*** Dataset extract ***
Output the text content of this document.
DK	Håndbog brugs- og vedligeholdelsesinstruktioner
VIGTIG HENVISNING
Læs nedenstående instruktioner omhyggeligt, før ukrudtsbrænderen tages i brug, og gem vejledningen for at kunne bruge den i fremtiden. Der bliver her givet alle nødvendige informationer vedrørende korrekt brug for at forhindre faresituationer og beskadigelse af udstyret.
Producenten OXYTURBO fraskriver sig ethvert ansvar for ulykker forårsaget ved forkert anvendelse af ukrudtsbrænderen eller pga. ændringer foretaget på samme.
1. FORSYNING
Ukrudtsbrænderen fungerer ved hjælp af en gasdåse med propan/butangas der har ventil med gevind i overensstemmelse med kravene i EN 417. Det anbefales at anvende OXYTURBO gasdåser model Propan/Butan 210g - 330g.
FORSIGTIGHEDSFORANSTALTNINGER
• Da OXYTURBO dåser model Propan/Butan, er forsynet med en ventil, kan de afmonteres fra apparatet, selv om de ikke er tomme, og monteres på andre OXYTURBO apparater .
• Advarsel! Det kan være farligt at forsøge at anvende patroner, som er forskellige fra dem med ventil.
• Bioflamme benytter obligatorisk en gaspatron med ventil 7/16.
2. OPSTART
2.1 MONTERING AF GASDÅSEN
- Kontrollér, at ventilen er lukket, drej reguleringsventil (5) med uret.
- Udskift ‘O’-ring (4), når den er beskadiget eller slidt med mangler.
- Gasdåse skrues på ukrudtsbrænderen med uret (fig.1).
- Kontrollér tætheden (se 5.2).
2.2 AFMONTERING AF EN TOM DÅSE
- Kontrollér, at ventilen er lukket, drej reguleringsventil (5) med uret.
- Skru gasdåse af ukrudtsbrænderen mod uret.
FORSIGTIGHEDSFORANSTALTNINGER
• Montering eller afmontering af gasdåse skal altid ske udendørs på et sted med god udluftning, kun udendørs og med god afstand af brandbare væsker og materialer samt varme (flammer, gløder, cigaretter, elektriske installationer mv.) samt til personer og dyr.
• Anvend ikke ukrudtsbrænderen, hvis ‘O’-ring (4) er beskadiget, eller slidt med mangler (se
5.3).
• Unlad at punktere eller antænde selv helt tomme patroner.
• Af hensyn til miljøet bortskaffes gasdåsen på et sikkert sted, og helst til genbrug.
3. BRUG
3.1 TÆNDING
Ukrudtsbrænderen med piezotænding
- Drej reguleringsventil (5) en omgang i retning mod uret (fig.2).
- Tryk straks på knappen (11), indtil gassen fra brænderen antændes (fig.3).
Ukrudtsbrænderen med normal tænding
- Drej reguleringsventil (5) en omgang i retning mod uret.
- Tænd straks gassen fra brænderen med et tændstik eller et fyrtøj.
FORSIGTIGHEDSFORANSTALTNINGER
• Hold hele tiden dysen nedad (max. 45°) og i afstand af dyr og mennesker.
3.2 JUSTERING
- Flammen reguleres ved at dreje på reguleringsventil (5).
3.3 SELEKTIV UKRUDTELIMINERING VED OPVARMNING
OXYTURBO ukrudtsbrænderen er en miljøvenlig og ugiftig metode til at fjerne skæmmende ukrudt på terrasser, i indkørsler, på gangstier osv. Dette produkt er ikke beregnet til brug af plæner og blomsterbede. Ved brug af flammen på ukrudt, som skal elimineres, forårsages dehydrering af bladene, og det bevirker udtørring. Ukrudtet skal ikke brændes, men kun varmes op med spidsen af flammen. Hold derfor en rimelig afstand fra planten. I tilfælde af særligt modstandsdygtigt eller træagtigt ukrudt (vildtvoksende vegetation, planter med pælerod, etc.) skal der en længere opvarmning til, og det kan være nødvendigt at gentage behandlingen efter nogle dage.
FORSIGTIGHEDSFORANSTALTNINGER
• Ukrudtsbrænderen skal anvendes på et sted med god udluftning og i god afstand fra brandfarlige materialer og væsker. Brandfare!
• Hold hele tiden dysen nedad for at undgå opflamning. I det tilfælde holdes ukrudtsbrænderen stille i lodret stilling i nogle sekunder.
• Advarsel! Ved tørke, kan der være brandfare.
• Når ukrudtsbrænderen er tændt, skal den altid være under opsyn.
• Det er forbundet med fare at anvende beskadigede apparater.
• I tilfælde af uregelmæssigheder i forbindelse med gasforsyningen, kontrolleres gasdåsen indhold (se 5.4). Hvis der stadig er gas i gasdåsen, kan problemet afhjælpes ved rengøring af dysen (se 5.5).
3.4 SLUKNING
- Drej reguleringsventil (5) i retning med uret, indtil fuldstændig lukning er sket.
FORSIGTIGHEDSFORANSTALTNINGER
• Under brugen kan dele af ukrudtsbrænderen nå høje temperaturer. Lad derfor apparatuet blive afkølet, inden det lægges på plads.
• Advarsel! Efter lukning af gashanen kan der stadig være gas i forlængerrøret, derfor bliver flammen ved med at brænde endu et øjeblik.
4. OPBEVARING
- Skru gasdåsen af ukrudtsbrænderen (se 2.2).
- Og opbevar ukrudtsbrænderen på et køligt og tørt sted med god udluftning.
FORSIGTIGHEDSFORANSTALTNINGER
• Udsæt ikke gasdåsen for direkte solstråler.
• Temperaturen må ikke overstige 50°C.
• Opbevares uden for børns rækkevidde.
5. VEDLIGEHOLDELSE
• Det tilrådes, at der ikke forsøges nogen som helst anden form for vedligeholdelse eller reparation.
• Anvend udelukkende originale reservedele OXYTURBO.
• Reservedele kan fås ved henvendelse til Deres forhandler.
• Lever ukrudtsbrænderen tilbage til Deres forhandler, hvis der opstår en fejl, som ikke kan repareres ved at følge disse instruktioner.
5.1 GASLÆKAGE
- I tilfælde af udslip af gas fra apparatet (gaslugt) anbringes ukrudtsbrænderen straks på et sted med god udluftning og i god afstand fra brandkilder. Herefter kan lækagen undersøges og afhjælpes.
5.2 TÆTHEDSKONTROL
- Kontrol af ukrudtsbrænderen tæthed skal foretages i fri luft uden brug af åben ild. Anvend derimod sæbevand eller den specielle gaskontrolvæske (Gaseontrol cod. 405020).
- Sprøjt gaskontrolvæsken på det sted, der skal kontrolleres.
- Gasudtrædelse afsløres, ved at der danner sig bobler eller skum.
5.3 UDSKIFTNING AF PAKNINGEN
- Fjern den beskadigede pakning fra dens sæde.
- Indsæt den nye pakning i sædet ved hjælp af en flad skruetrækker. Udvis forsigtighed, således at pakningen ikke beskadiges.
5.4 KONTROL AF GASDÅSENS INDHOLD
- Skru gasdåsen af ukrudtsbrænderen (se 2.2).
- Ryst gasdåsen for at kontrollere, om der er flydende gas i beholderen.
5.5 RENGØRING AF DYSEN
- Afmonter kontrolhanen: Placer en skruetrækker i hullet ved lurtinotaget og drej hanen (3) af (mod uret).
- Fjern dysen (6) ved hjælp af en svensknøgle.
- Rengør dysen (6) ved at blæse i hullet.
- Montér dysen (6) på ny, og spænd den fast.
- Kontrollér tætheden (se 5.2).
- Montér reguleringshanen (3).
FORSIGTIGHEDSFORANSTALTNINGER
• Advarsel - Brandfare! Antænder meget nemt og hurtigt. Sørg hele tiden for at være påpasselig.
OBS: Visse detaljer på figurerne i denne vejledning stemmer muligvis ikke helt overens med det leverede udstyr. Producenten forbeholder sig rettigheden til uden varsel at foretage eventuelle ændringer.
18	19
***
Find each line holding the word "Deres" and copy it.

Expected answer
• Reservedele kan fås ved henvendelse til Deres forhandler.
• Lever ukrudtsbrænderen tilbage til Deres forhandler, hvis der opstår en fejl, som ikke kan repareres ved at følge disse instruktioner.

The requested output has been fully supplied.